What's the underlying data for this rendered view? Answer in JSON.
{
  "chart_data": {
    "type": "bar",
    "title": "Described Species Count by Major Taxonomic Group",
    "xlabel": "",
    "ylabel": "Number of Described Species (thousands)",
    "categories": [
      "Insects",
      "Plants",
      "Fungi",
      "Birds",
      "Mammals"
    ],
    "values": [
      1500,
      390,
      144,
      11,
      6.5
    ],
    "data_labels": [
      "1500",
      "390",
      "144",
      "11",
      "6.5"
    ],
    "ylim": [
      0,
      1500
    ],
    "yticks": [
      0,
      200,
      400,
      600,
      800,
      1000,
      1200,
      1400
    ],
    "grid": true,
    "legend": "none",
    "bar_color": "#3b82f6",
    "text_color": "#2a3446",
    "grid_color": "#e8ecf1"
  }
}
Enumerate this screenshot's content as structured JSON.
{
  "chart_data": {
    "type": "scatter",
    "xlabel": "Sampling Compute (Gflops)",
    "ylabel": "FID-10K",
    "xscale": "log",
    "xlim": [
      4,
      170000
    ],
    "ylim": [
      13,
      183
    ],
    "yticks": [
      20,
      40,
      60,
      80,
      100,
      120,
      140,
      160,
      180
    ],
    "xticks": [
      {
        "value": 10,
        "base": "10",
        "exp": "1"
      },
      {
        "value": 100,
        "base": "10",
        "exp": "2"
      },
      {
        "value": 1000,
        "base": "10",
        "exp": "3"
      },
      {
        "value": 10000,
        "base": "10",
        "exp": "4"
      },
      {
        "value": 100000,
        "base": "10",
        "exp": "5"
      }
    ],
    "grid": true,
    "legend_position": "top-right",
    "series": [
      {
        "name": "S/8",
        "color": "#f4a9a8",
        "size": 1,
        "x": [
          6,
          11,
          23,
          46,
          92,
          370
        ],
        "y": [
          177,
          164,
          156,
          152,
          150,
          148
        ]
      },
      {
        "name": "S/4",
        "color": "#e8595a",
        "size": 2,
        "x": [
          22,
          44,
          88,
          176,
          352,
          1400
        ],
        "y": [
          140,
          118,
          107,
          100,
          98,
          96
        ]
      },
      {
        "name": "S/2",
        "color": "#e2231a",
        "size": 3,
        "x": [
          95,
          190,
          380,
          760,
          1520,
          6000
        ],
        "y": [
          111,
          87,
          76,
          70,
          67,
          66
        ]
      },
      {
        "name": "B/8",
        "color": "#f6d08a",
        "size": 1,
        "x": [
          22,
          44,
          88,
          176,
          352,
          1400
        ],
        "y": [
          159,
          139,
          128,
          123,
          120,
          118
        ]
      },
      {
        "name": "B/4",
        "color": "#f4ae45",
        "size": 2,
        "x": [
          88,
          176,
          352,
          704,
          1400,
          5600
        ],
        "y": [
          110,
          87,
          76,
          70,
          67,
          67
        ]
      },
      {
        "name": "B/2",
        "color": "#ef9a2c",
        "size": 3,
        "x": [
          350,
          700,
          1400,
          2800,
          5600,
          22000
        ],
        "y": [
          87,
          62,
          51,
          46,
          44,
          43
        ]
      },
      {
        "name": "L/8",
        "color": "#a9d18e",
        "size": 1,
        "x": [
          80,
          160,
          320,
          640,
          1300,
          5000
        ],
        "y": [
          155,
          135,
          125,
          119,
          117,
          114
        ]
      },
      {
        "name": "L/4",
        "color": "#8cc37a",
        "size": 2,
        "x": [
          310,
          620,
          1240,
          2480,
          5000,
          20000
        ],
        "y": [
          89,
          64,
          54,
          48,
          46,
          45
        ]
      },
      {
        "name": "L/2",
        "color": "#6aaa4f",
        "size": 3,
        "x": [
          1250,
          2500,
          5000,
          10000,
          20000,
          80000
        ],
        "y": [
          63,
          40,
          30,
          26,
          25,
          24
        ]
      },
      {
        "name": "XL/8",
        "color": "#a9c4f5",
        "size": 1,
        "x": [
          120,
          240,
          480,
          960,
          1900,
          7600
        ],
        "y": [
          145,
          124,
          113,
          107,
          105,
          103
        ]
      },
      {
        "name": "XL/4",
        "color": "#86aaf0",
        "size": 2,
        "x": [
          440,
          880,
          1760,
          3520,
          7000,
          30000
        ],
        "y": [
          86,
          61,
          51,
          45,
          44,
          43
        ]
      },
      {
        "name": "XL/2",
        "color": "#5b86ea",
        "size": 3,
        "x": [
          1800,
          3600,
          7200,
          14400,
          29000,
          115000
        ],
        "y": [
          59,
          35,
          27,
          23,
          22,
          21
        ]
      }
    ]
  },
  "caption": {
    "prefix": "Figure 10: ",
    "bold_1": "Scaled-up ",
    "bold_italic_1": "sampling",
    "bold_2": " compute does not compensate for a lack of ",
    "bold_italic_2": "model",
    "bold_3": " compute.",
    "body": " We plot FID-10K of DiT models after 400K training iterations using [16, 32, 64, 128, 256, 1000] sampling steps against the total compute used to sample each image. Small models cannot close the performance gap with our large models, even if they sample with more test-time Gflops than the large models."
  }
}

•••••

AIM:
Copy out every entry again, exactly as it was given.

ANSWER:
What's the underlying data for this rendered view? Answer in JSON.
{
  "chart_data": {
    "type": "bar",
    "title": "Described Species Count by Major Taxonomic Group",
    "xlabel": "",
    "ylabel": "Number of Described Species (thousands)",
    "categories": [
      "Insects",
      "Plants",
      "Fungi",
      "Birds",
      "Mammals"
    ],
    "values": [
      1500,
      390,
      144,
      11,
      6.5
    ],
    "data_labels": [
      "1500",
      "390",
      "144",
      "11",
      "6.5"
    ],
    "ylim": [
      0,
      1500
    ],
    "yticks": [
      0,
      200,
      400,
      600,
      800,
      1000,
      1200,
      1400
    ],
    "grid": true,
    "legend": "none",
    "bar_color": "#3b82f6",
    "text_color": "#2a3446",
    "grid_color": "#e8ecf1"
  }
}
Enumerate this screenshot's content as structured JSON.
{
  "chart_data": {
    "type": "scatter",
    "xlabel": "Sampling Compute (Gflops)",
    "ylabel": "FID-10K",
    "xscale": "log",
    "xlim": [
      4,
      170000
    ],
    "ylim": [
      13,
      183
    ],
    "yticks": [
      20,
      40,
      60,
      80,
      100,
      120,
      140,
      160,
      180
    ],
    "xticks": [
      {
        "value": 10,
        "base": "10",
        "exp": "1"
      },
      {
        "value": 100,
        "base": "10",
        "exp": "2"
      },
      {
        "value": 1000,
        "base": "10",
        "exp": "3"
      },
      {
        "value": 10000,
        "base": "10",
        "exp": "4"
      },
      {
        "value": 100000,
        "base": "10",
        "exp": "5"
      }
    ],
    "grid": true,
    "legend_position": "top-right",
    "series": [
      {
        "name": "S/8",
        "color": "#f4a9a8",
        "size": 1,
        "x": [
          6,
          11,
          23,
          46,
          92,
          370
        ],
        "y": [
          177,
          164,
          156,
          152,
          150,
          148
        ]
      },
      {
        "name": "S/4",
        "color": "#e8595a",
        "size": 2,
        "x": [
          22,
          44,
          88,
          176,
          352,
          1400
        ],
        "y": [
          140,
          118,
          107,
          100,
          98,
          96
        ]
      },
      {
        "name": "S/2",
        "color": "#e2231a",
        "size": 3,
        "x": [
          95,
          190,
          380,
          760,
          1520,
          6000
        ],
        "y": [
          111,
          87,
          76,
          70,
          67,
          66
        ]
      },
      {
        "name": "B/8",
        "color": "#f6d08a",
        "size": 1,
        "x": [
          22,
          44,
          88,
          176,
          352,
          1400
        ],
        "y": [
          159,
          139,
          128,
          123,
          120,
          118
        ]
      },
      {
        "name": "B/4",
        "color": "#f4ae45",
        "size": 2,
        "x": [
          88,
          176,
          352,
          704,
          1400,
          5600
        ],
        "y": [
          110,
          87,
          76,
          70,
          67,
          67
        ]
      },
      {
        "name": "B/2",
        "color": "#ef9a2c",
        "size": 3,
        "x": [
          350,
          700,
          1400,
          2800,
          5600,
          22000
        ],
        "y": [
          87,
          62,
          51,
          46,
          44,
          43
        ]
      },
      {
        "name": "L/8",
        "color": "#a9d18e",
        "size": 1,
        "x": [
          80,
          160,
          320,
          640,
          1300,
          5000
        ],
        "y": [
          155,
          135,
          125,
          119,
          117,
          114
        ]
      },
      {
        "name": "L/4",
        "color": "#8cc37a",
        "size": 2,
        "x": [
          310,
          620,
          1240,
          2480,
          5000,
          20000
        ],
        "y": [
          89,
          64,
          54,
          48,
          46,
          45
        ]
      },
      {
        "name": "L/2",
        "color": "#6aaa4f",
        "size": 3,
        "x": [
          1250,
          2500,
          5000,
          10000,
          20000,
          80000
        ],
        "y": [
          63,
          40,
          30,
          26,
          25,
          24
        ]
      },
      {
        "name": "XL/8",
        "color": "#a9c4f5",
        "size": 1,
        "x": [
          120,
          240,
          480,
          960,
          1900,
          7600
        ],
        "y": [
          145,
          124,
          113,
          107,
          105,
          103
        ]
      },
      {
        "name": "XL/4",
        "color": "#86aaf0",
        "size": 2,
        "x": [
          440,
          880,
          1760,
          3520,
          7000,
          30000
        ],
        "y": [
          86,
          61,
          51,
          45,
          44,
          43
        ]
      },
      {
        "name": "XL/2",
        "color": "#5b86ea",
        "size": 3,
        "x": [
          1800,
          3600,
          7200,
          14400,
          29000,
          115000
        ],
        "y": [
          59,
          35,
          27,
          23,
          22,
          21
        ]
      }
    ]
  },
  "caption": {
    "prefix": "Figure 10: ",
    "bold_1": "Scaled-up ",
    "bold_italic_1": "sampling",
    "bold_2": " compute does not compensate for a lack of ",
    "bold_italic_2": "model",
    "bold_3": " compute.",
    "body": " We plot FID-10K of DiT models after 400K training iterations using [16, 32, 64, 128, 256, 1000] sampling steps against the total compute used to sample each image. Small models cannot close the performance gap with our large models, even if they sample with more test-time Gflops than the large models."
  }
}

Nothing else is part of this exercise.